:: WHAT IS ASKED ::
Repeat the listing exactly as given, omitting every image.

---------- RECORD EXTRACTS

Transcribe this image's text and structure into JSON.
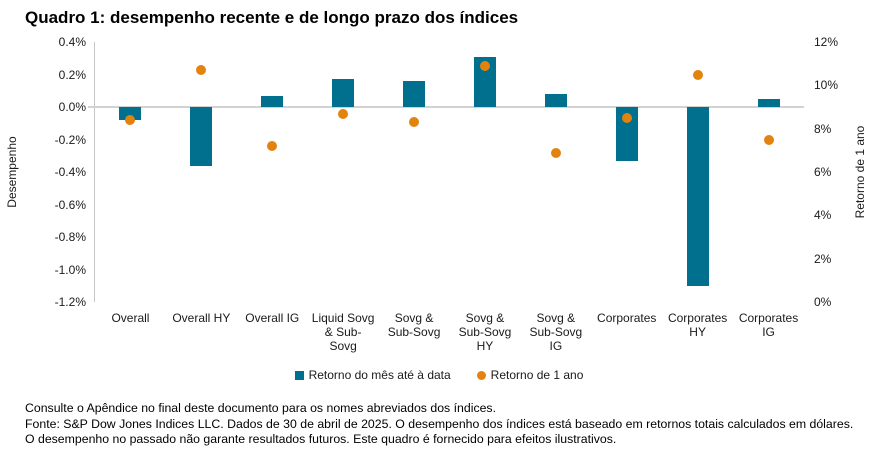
{
  "title": "Quadro 1: desempenho recente e de longo prazo dos índices",
  "chart_data": {
    "type": "bar",
    "subtype": "combo-bar-scatter-dual-axis",
    "categories": [
      "Overall",
      "Overall HY",
      "Overall IG",
      "Liquid Sovg & Sub-Sovg",
      "Sovg & Sub-Sovg",
      "Sovg & Sub-Sovg HY",
      "Sovg & Sub-Sovg IG",
      "Corporates",
      "Corporates HY",
      "Corporates IG"
    ],
    "category_display_labels": [
      "Overall",
      "Overall HY",
      "Overall IG",
      "Liquid Sovg\n& Sub-\nSovg",
      "Sovg &\nSub-Sovg",
      "Sovg &\nSub-Sovg\nHY",
      "Sovg &\nSub-Sovg\nIG",
      "Corporates",
      "Corporates\nHY",
      "Corporates\nIG"
    ],
    "series": [
      {
        "name": "Retorno do mês até à data",
        "type": "bar",
        "axis": "left",
        "color": "#00708E",
        "values": [
          -0.08,
          -0.36,
          0.07,
          0.17,
          0.16,
          0.31,
          0.08,
          -0.33,
          -1.1,
          0.05
        ]
      },
      {
        "name": "Retorno de 1 ano",
        "type": "scatter",
        "axis": "right",
        "color": "#E2830D",
        "values": [
          8.4,
          10.7,
          7.2,
          8.7,
          8.3,
          10.9,
          6.9,
          8.5,
          10.5,
          7.5
        ]
      }
    ],
    "left_axis": {
      "title": "Desempenho",
      "min": -1.2,
      "max": 0.4,
      "ticks": [
        "0.4%",
        "0.2%",
        "0.0%",
        "-0.2%",
        "-0.4%",
        "-0.6%",
        "-0.8%",
        "-1.0%",
        "-1.2%"
      ]
    },
    "right_axis": {
      "title": "Retorno de 1 ano",
      "min": 0,
      "max": 12,
      "ticks": [
        "12%",
        "10%",
        "8%",
        "6%",
        "4%",
        "2%",
        "0%"
      ]
    },
    "legend_position": "bottom",
    "grid": "zero-line-only"
  },
  "legend": [
    {
      "label": "Retorno do mês até à data",
      "marker": "square",
      "color": "#00708E"
    },
    {
      "label": "Retorno de 1 ano",
      "marker": "circle",
      "color": "#E2830D"
    }
  ],
  "footer": {
    "note": "Consulte o Apêndice no final deste documento para os nomes abreviados dos índices.",
    "source": "Fonte: S&P Dow Jones Indices LLC. Dados de 30 de abril de 2025. O desempenho dos índices está baseado em retornos totais calculados em dólares. O desempenho no passado não garante resultados futuros. Este quadro é fornecido para efeitos ilustrativos."
  },
  "colors": {
    "bar": "#00708E",
    "dot": "#E2830D",
    "axis_line": "#C6C6C6",
    "grid_line": "#D2D2D2",
    "text": "#1A1A1A"
  }
}
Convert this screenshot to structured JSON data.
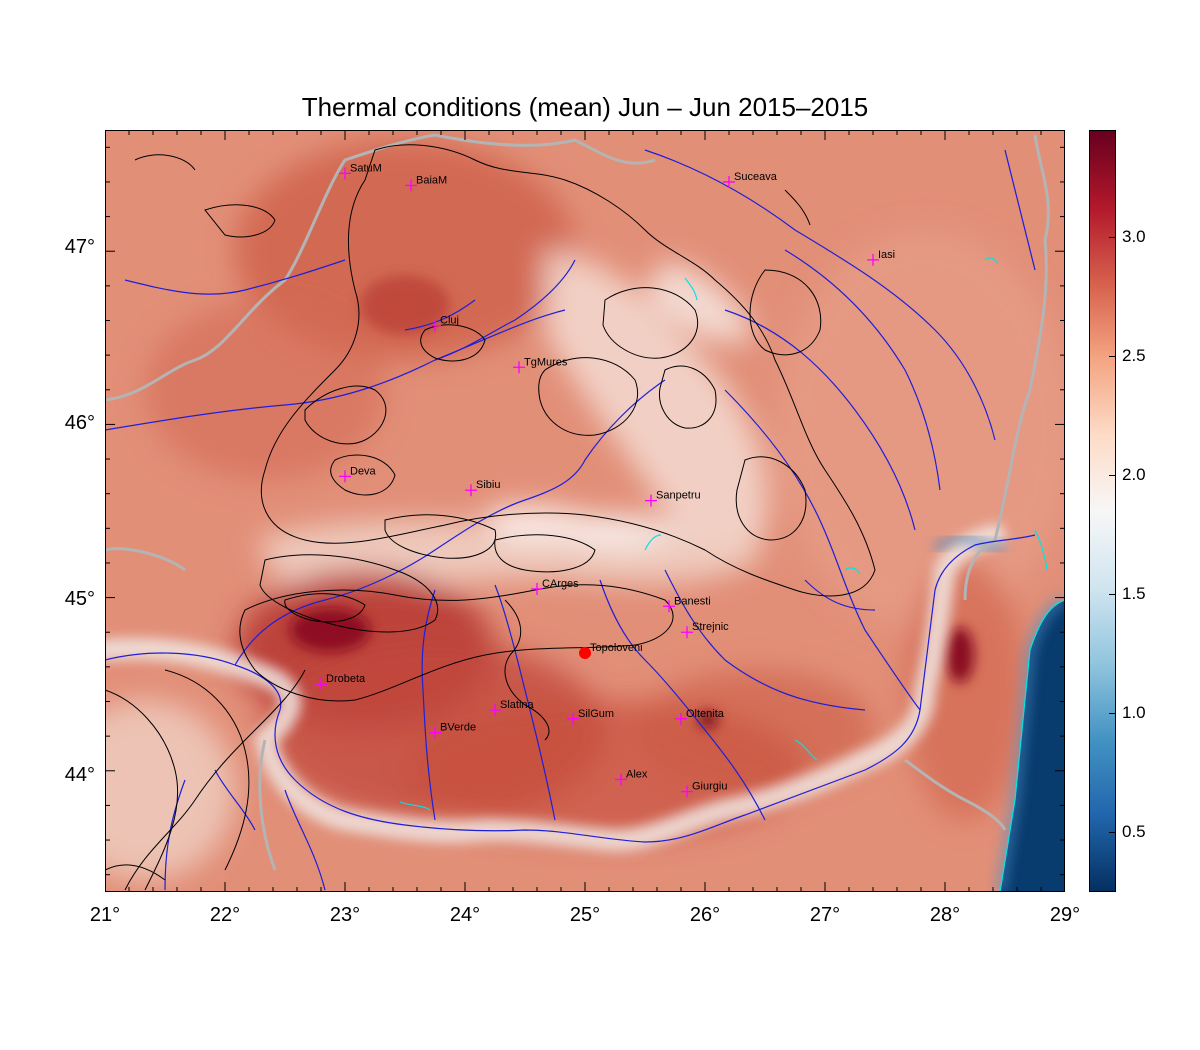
{
  "title": "Thermal conditions (mean) Jun – Jun  2015–2015",
  "map": {
    "lon_range": [
      21,
      29
    ],
    "lat_range": [
      43.3,
      47.7
    ],
    "lon_ticks": [
      "21°",
      "22°",
      "23°",
      "24°",
      "25°",
      "26°",
      "27°",
      "28°",
      "29°"
    ],
    "lat_ticks": [
      "47°",
      "46°",
      "45°",
      "44°"
    ],
    "highlight_location": "Topoloveni",
    "highlight_color": "#ff0000",
    "city_marker_color": "#ff00ff",
    "cities": [
      {
        "name": "SatuM",
        "lon": 23.0,
        "lat": 47.45
      },
      {
        "name": "BaiaM",
        "lon": 23.55,
        "lat": 47.38
      },
      {
        "name": "Suceava",
        "lon": 26.2,
        "lat": 47.4
      },
      {
        "name": "Iasi",
        "lon": 27.4,
        "lat": 46.95
      },
      {
        "name": "Cluj",
        "lon": 23.75,
        "lat": 46.57
      },
      {
        "name": "TgMures",
        "lon": 24.45,
        "lat": 46.33
      },
      {
        "name": "Deva",
        "lon": 23.0,
        "lat": 45.7
      },
      {
        "name": "Sibiu",
        "lon": 24.05,
        "lat": 45.62
      },
      {
        "name": "Sanpetru",
        "lon": 25.55,
        "lat": 45.56
      },
      {
        "name": "CArges",
        "lon": 24.6,
        "lat": 45.05
      },
      {
        "name": "Banesti",
        "lon": 25.7,
        "lat": 44.95
      },
      {
        "name": "Strejnic",
        "lon": 25.85,
        "lat": 44.8
      },
      {
        "name": "Topoloveni",
        "lon": 25.0,
        "lat": 44.68
      },
      {
        "name": "Drobeta",
        "lon": 22.8,
        "lat": 44.5
      },
      {
        "name": "Slatina",
        "lon": 24.25,
        "lat": 44.35
      },
      {
        "name": "SilGum",
        "lon": 24.9,
        "lat": 44.3
      },
      {
        "name": "Oltenita",
        "lon": 25.8,
        "lat": 44.3
      },
      {
        "name": "BVerde",
        "lon": 23.75,
        "lat": 44.22
      },
      {
        "name": "Alex",
        "lon": 25.3,
        "lat": 43.95
      },
      {
        "name": "Giurgiu",
        "lon": 25.85,
        "lat": 43.88
      }
    ]
  },
  "colorbar": {
    "range": [
      0.25,
      3.45
    ],
    "ticks": [
      "3.0",
      "2.5",
      "2.0",
      "1.5",
      "1.0",
      "0.5"
    ],
    "tick_values": [
      3.0,
      2.5,
      2.0,
      1.5,
      1.0,
      0.5
    ],
    "colors": [
      "#053061",
      "#2166ac",
      "#4393c3",
      "#92c5de",
      "#d1e5f0",
      "#f7f7f7",
      "#fddbc7",
      "#f4a582",
      "#d6604d",
      "#b2182b",
      "#67001f"
    ]
  },
  "colors": {
    "river": "#1f1fd8",
    "border": "#b4b4b4",
    "contour": "#000000",
    "water_body": "#00e5e5"
  }
}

--------------------

:: EXERCISE SOLUTION ::
Transcribe this image's text and structure into JSON.
{
  "title": "Quadro 1: desempenho recente e de longo prazo dos índices",
  "chart_data": {
    "type": "bar",
    "subtype": "combo-bar-scatter-dual-axis",
    "categories": [
      "Overall",
      "Overall HY",
      "Overall IG",
      "Liquid Sovg & Sub-Sovg",
      "Sovg & Sub-Sovg",
      "Sovg & Sub-Sovg HY",
      "Sovg & Sub-Sovg IG",
      "Corporates",
      "Corporates HY",
      "Corporates IG"
    ],
    "category_display_labels": [
      "Overall",
      "Overall HY",
      "Overall IG",
      "Liquid Sovg\n& Sub-\nSovg",
      "Sovg &\nSub-Sovg",
      "Sovg &\nSub-Sovg\nHY",
      "Sovg &\nSub-Sovg\nIG",
      "Corporates",
      "Corporates\nHY",
      "Corporates\nIG"
    ],
    "series": [
      {
        "name": "Retorno do mês até à data",
        "type": "bar",
        "axis": "left",
        "color": "#00708E",
        "values": [
          -0.08,
          -0.36,
          0.07,
          0.17,
          0.16,
          0.31,
          0.08,
          -0.33,
          -1.1,
          0.05
        ]
      },
      {
        "name": "Retorno de 1 ano",
        "type": "scatter",
        "axis": "right",
        "color": "#E2830D",
        "values": [
          8.4,
          10.7,
          7.2,
          8.7,
          8.3,
          10.9,
          6.9,
          8.5,
          10.5,
          7.5
        ]
      }
    ],
    "left_axis": {
      "title": "Desempenho",
      "min": -1.2,
      "max": 0.4,
      "ticks": [
        "0.4%",
        "0.2%",
        "0.0%",
        "-0.2%",
        "-0.4%",
        "-0.6%",
        "-0.8%",
        "-1.0%",
        "-1.2%"
      ]
    },
    "right_axis": {
      "title": "Retorno de 1 ano",
      "min": 0,
      "max": 12,
      "ticks": [
        "12%",
        "10%",
        "8%",
        "6%",
        "4%",
        "2%",
        "0%"
      ]
    },
    "legend_position": "bottom",
    "grid": "zero-line-only"
  },
  "legend": [
    {
      "label": "Retorno do mês até à data",
      "marker": "square",
      "color": "#00708E"
    },
    {
      "label": "Retorno de 1 ano",
      "marker": "circle",
      "color": "#E2830D"
    }
  ],
  "footer": {
    "note": "Consulte o Apêndice no final deste documento para os nomes abreviados dos índices.",
    "source": "Fonte: S&P Dow Jones Indices LLC. Dados de 30 de abril de 2025. O desempenho dos índices está baseado em retornos totais calculados em dólares. O desempenho no passado não garante resultados futuros. Este quadro é fornecido para efeitos ilustrativos."
  },
  "colors": {
    "bar": "#00708E",
    "dot": "#E2830D",
    "axis_line": "#C6C6C6",
    "grid_line": "#D2D2D2",
    "text": "#1A1A1A"
  }
}
Convert this screenshot to structured JSON data.
{
  "title": "Thermal conditions (mean) Jun – Jun  2015–2015",
  "map": {
    "lon_range": [
      21,
      29
    ],
    "lat_range": [
      43.3,
      47.7
    ],
    "lon_ticks": [
      "21°",
      "22°",
      "23°",
      "24°",
      "25°",
      "26°",
      "27°",
      "28°",
      "29°"
    ],
    "lat_ticks": [
      "47°",
      "46°",
      "45°",
      "44°"
    ],
    "highlight_location": "Topoloveni",
    "highlight_color": "#ff0000",
    "city_marker_color": "#ff00ff",
    "cities": [
      {
        "name": "SatuM",
        "lon": 23.0,
        "lat": 47.45
      },
      {
        "name": "BaiaM",
        "lon": 23.55,
        "lat": 47.38
      },
      {
        "name": "Suceava",
        "lon": 26.2,
        "lat": 47.4
      },
      {
        "name": "Iasi",
        "lon": 27.4,
        "lat": 46.95
      },
      {
        "name": "Cluj",
        "lon": 23.75,
        "lat": 46.57
      },
      {
        "name": "TgMures",
        "lon": 24.45,
        "lat": 46.33
      },
      {
        "name": "Deva",
        "lon": 23.0,
        "lat": 45.7
      },
      {
        "name": "Sibiu",
        "lon": 24.05,
        "lat": 45.62
      },
      {
        "name": "Sanpetru",
        "lon": 25.55,
        "lat": 45.56
      },
      {
        "name": "CArges",
        "lon": 24.6,
        "lat": 45.05
      },
      {
        "name": "Banesti",
        "lon": 25.7,
        "lat": 44.95
      },
      {
        "name": "Strejnic",
        "lon": 25.85,
        "lat": 44.8
      },
      {
        "name": "Topoloveni",
        "lon": 25.0,
        "lat": 44.68
      },
      {
        "name": "Drobeta",
        "lon": 22.8,
        "lat": 44.5
      },
      {
        "name": "Slatina",
        "lon": 24.25,
        "lat": 44.35
      },
      {
        "name": "SilGum",
        "lon": 24.9,
        "lat": 44.3
      },
      {
        "name": "Oltenita",
        "lon": 25.8,
        "lat": 44.3
      },
      {
        "name": "BVerde",
        "lon": 23.75,
        "lat": 44.22
      },
      {
        "name": "Alex",
        "lon": 25.3,
        "lat": 43.95
      },
      {
        "name": "Giurgiu",
        "lon": 25.85,
        "lat": 43.88
      }
    ]
  },
  "colorbar": {
    "range": [
      0.25,
      3.45
    ],
    "ticks": [
      "3.0",
      "2.5",
      "2.0",
      "1.5",
      "1.0",
      "0.5"
    ],
    "tick_values": [
      3.0,
      2.5,
      2.0,
      1.5,
      1.0,
      0.5
    ],
    "colors": [
      "#053061",
      "#2166ac",
      "#4393c3",
      "#92c5de",
      "#d1e5f0",
      "#f7f7f7",
      "#fddbc7",
      "#f4a582",
      "#d6604d",
      "#b2182b",
      "#67001f"
    ]
  },
  "colors": {
    "river": "#1f1fd8",
    "border": "#b4b4b4",
    "contour": "#000000",
    "water_body": "#00e5e5"
  }
}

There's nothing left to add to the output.